## THE PROBLEM
Without altering anything, output the material below.

[Stored data]
============================================================

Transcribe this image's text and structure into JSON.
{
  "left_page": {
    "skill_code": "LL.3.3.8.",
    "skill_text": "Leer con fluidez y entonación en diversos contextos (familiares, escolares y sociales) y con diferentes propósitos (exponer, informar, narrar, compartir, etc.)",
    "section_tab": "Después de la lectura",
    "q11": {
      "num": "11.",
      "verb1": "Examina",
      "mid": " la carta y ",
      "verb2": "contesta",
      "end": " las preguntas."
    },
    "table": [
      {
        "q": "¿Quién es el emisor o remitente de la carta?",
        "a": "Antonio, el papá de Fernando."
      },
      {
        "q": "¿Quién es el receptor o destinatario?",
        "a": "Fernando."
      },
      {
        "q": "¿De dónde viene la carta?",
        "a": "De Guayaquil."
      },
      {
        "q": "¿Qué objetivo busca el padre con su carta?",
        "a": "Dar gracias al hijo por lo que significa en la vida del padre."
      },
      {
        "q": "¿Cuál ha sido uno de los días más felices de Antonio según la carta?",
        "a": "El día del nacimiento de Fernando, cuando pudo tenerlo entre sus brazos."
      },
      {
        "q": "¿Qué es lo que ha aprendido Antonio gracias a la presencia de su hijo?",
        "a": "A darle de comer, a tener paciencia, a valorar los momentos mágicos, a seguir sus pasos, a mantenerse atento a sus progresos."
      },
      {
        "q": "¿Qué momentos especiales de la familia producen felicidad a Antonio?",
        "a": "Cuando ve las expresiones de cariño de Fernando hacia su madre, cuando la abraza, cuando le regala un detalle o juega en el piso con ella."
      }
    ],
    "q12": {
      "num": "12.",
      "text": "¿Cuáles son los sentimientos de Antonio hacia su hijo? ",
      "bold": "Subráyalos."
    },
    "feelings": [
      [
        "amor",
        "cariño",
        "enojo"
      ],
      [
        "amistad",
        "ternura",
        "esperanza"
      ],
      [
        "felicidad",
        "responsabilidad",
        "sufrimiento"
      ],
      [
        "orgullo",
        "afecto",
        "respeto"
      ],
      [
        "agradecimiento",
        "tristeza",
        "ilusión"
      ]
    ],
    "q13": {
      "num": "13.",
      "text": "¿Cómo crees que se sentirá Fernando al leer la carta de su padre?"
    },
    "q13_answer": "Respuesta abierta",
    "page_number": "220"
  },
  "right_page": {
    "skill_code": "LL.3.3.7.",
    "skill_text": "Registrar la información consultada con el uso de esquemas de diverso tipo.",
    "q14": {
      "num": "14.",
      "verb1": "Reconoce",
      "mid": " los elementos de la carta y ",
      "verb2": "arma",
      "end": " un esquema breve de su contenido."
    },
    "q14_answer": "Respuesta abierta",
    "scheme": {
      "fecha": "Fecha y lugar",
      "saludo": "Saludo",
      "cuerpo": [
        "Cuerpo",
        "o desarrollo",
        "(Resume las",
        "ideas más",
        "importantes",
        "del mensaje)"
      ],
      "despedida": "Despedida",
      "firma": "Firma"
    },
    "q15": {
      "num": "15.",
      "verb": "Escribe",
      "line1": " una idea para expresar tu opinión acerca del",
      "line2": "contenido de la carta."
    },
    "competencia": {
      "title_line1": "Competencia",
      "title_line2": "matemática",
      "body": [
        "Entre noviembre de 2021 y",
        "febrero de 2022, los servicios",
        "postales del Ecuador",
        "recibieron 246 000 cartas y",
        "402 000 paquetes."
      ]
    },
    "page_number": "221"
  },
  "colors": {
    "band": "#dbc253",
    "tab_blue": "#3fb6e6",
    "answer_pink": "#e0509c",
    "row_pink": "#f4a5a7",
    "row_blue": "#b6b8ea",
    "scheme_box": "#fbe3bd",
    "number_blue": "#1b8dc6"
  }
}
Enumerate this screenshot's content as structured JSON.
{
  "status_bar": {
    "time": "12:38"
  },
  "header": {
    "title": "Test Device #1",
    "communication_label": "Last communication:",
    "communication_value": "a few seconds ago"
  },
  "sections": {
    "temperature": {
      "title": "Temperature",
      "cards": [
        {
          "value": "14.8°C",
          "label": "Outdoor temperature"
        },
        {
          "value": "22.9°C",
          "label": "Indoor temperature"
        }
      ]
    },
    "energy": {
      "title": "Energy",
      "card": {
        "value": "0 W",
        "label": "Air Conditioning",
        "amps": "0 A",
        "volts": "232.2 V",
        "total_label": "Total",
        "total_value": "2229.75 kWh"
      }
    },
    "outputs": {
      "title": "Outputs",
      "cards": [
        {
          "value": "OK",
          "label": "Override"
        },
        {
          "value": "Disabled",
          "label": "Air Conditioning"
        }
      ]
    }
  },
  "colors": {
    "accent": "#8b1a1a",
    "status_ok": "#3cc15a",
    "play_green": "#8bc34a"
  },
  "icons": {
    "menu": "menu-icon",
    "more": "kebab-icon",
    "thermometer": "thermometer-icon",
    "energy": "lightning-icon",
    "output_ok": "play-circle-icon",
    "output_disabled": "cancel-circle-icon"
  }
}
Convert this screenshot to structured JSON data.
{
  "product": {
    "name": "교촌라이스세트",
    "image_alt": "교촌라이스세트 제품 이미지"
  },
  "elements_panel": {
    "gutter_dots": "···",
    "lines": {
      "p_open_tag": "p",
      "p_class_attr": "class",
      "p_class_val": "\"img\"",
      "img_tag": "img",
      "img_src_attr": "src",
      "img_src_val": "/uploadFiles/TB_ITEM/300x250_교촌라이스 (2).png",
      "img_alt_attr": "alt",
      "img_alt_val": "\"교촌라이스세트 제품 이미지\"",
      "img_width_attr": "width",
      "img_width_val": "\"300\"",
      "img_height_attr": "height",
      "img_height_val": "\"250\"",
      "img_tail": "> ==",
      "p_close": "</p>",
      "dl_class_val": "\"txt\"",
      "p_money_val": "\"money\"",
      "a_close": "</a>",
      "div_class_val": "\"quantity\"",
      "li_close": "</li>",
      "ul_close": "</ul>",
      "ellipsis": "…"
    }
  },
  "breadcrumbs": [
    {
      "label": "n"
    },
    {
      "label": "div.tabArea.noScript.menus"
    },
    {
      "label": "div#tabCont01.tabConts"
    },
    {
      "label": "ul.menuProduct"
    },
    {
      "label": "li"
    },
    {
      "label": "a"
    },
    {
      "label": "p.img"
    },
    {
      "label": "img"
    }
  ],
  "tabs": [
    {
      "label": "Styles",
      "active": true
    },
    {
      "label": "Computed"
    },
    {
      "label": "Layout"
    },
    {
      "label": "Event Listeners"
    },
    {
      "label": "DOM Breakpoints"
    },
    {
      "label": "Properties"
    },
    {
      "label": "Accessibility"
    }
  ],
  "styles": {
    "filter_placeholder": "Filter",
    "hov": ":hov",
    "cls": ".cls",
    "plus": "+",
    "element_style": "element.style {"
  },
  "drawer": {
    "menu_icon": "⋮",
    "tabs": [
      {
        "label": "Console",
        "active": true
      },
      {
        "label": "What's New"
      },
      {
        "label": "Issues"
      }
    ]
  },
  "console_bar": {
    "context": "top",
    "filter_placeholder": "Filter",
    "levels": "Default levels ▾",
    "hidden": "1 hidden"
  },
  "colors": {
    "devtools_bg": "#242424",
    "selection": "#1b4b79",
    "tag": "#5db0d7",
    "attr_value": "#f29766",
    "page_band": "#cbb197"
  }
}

============================================================

## PROBLEM SOLUTION
Transcribe this image's text and structure into JSON.
{
  "left_page": {
    "skill_code": "LL.3.3.8.",
    "skill_text": "Leer con fluidez y entonación en diversos contextos (familiares, escolares y sociales) y con diferentes propósitos (exponer, informar, narrar, compartir, etc.)",
    "section_tab": "Después de la lectura",
    "q11": {
      "num": "11.",
      "verb1": "Examina",
      "mid": " la carta y ",
      "verb2": "contesta",
      "end": " las preguntas."
    },
    "table": [
      {
        "q": "¿Quién es el emisor o remitente de la carta?",
        "a": "Antonio, el papá de Fernando."
      },
      {
        "q": "¿Quién es el receptor o destinatario?",
        "a": "Fernando."
      },
      {
        "q": "¿De dónde viene la carta?",
        "a": "De Guayaquil."
      },
      {
        "q": "¿Qué objetivo busca el padre con su carta?",
        "a": "Dar gracias al hijo por lo que significa en la vida del padre."
      },
      {
        "q": "¿Cuál ha sido uno de los días más felices de Antonio según la carta?",
        "a": "El día del nacimiento de Fernando, cuando pudo tenerlo entre sus brazos."
      },
      {
        "q": "¿Qué es lo que ha aprendido Antonio gracias a la presencia de su hijo?",
        "a": "A darle de comer, a tener paciencia, a valorar los momentos mágicos, a seguir sus pasos, a mantenerse atento a sus progresos."
      },
      {
        "q": "¿Qué momentos especiales de la familia producen felicidad a Antonio?",
        "a": "Cuando ve las expresiones de cariño de Fernando hacia su madre, cuando la abraza, cuando le regala un detalle o juega en el piso con ella."
      }
    ],
    "q12": {
      "num": "12.",
      "text": "¿Cuáles son los sentimientos de Antonio hacia su hijo? ",
      "bold": "Subráyalos."
    },
    "feelings": [
      [
        "amor",
        "cariño",
        "enojo"
      ],
      [
        "amistad",
        "ternura",
        "esperanza"
      ],
      [
        "felicidad",
        "responsabilidad",
        "sufrimiento"
      ],
      [
        "orgullo",
        "afecto",
        "respeto"
      ],
      [
        "agradecimiento",
        "tristeza",
        "ilusión"
      ]
    ],
    "q13": {
      "num": "13.",
      "text": "¿Cómo crees que se sentirá Fernando al leer la carta de su padre?"
    },
    "q13_answer": "Respuesta abierta",
    "page_number": "220"
  },
  "right_page": {
    "skill_code": "LL.3.3.7.",
    "skill_text": "Registrar la información consultada con el uso de esquemas de diverso tipo.",
    "q14": {
      "num": "14.",
      "verb1": "Reconoce",
      "mid": " los elementos de la carta y ",
      "verb2": "arma",
      "end": " un esquema breve de su contenido."
    },
    "q14_answer": "Respuesta abierta",
    "scheme": {
      "fecha": "Fecha y lugar",
      "saludo": "Saludo",
      "cuerpo": [
        "Cuerpo",
        "o desarrollo",
        "(Resume las",
        "ideas más",
        "importantes",
        "del mensaje)"
      ],
      "despedida": "Despedida",
      "firma": "Firma"
    },
    "q15": {
      "num": "15.",
      "verb": "Escribe",
      "line1": " una idea para expresar tu opinión acerca del",
      "line2": "contenido de la carta."
    },
    "competencia": {
      "title_line1": "Competencia",
      "title_line2": "matemática",
      "body": [
        "Entre noviembre de 2021 y",
        "febrero de 2022, los servicios",
        "postales del Ecuador",
        "recibieron 246 000 cartas y",
        "402 000 paquetes."
      ]
    },
    "page_number": "221"
  },
  "colors": {
    "band": "#dbc253",
    "tab_blue": "#3fb6e6",
    "answer_pink": "#e0509c",
    "row_pink": "#f4a5a7",
    "row_blue": "#b6b8ea",
    "scheme_box": "#fbe3bd",
    "number_blue": "#1b8dc6"
  }
}
Enumerate this screenshot's content as structured JSON.
{
  "status_bar": {
    "time": "12:38"
  },
  "header": {
    "title": "Test Device #1",
    "communication_label": "Last communication:",
    "communication_value": "a few seconds ago"
  },
  "sections": {
    "temperature": {
      "title": "Temperature",
      "cards": [
        {
          "value": "14.8°C",
          "label": "Outdoor temperature"
        },
        {
          "value": "22.9°C",
          "label": "Indoor temperature"
        }
      ]
    },
    "energy": {
      "title": "Energy",
      "card": {
        "value": "0 W",
        "label": "Air Conditioning",
        "amps": "0 A",
        "volts": "232.2 V",
        "total_label": "Total",
        "total_value": "2229.75 kWh"
      }
    },
    "outputs": {
      "title": "Outputs",
      "cards": [
        {
          "value": "OK",
          "label": "Override"
        },
        {
          "value": "Disabled",
          "label": "Air Conditioning"
        }
      ]
    }
  },
  "colors": {
    "accent": "#8b1a1a",
    "status_ok": "#3cc15a",
    "play_green": "#8bc34a"
  },
  "icons": {
    "menu": "menu-icon",
    "more": "kebab-icon",
    "thermometer": "thermometer-icon",
    "energy": "lightning-icon",
    "output_ok": "play-circle-icon",
    "output_disabled": "cancel-circle-icon"
  }
}
Convert this screenshot to structured JSON data.
{
  "product": {
    "name": "교촌라이스세트",
    "image_alt": "교촌라이스세트 제품 이미지"
  },
  "elements_panel": {
    "gutter_dots": "···",
    "lines": {
      "p_open_tag": "p",
      "p_class_attr": "class",
      "p_class_val": "\"img\"",
      "img_tag": "img",
      "img_src_attr": "src",
      "img_src_val": "/uploadFiles/TB_ITEM/300x250_교촌라이스 (2).png",
      "img_alt_attr": "alt",
      "img_alt_val": "\"교촌라이스세트 제품 이미지\"",
      "img_width_attr": "width",
      "img_width_val": "\"300\"",
      "img_height_attr": "height",
      "img_height_val": "\"250\"",
      "img_tail": "> ==",
      "p_close": "</p>",
      "dl_class_val": "\"txt\"",
      "p_money_val": "\"money\"",
      "a_close": "</a>",
      "div_class_val": "\"quantity\"",
      "li_close": "</li>",
      "ul_close": "</ul>",
      "ellipsis": "…"
    }
  },
  "breadcrumbs": [
    {
      "label": "n"
    },
    {
      "label": "div.tabArea.noScript.menus"
    },
    {
      "label": "div#tabCont01.tabConts"
    },
    {
      "label": "ul.menuProduct"
    },
    {
      "label": "li"
    },
    {
      "label": "a"
    },
    {
      "label": "p.img"
    },
    {
      "label": "img"
    }
  ],
  "tabs": [
    {
      "label": "Styles",
      "active": true
    },
    {
      "label": "Computed"
    },
    {
      "label": "Layout"
    },
    {
      "label": "Event Listeners"
    },
    {
      "label": "DOM Breakpoints"
    },
    {
      "label": "Properties"
    },
    {
      "label": "Accessibility"
    }
  ],
  "styles": {
    "filter_placeholder": "Filter",
    "hov": ":hov",
    "cls": ".cls",
    "plus": "+",
    "element_style": "element.style {"
  },
  "drawer": {
    "menu_icon": "⋮",
    "tabs": [
      {
        "label": "Console",
        "active": true
      },
      {
        "label": "What's New"
      },
      {
        "label": "Issues"
      }
    ]
  },
  "console_bar": {
    "context": "top",
    "filter_placeholder": "Filter",
    "levels": "Default levels ▾",
    "hidden": "1 hidden"
  },
  "colors": {
    "devtools_bg": "#242424",
    "selection": "#1b4b79",
    "tag": "#5db0d7",
    "attr_value": "#f29766",
    "page_band": "#cbb197"
  }
}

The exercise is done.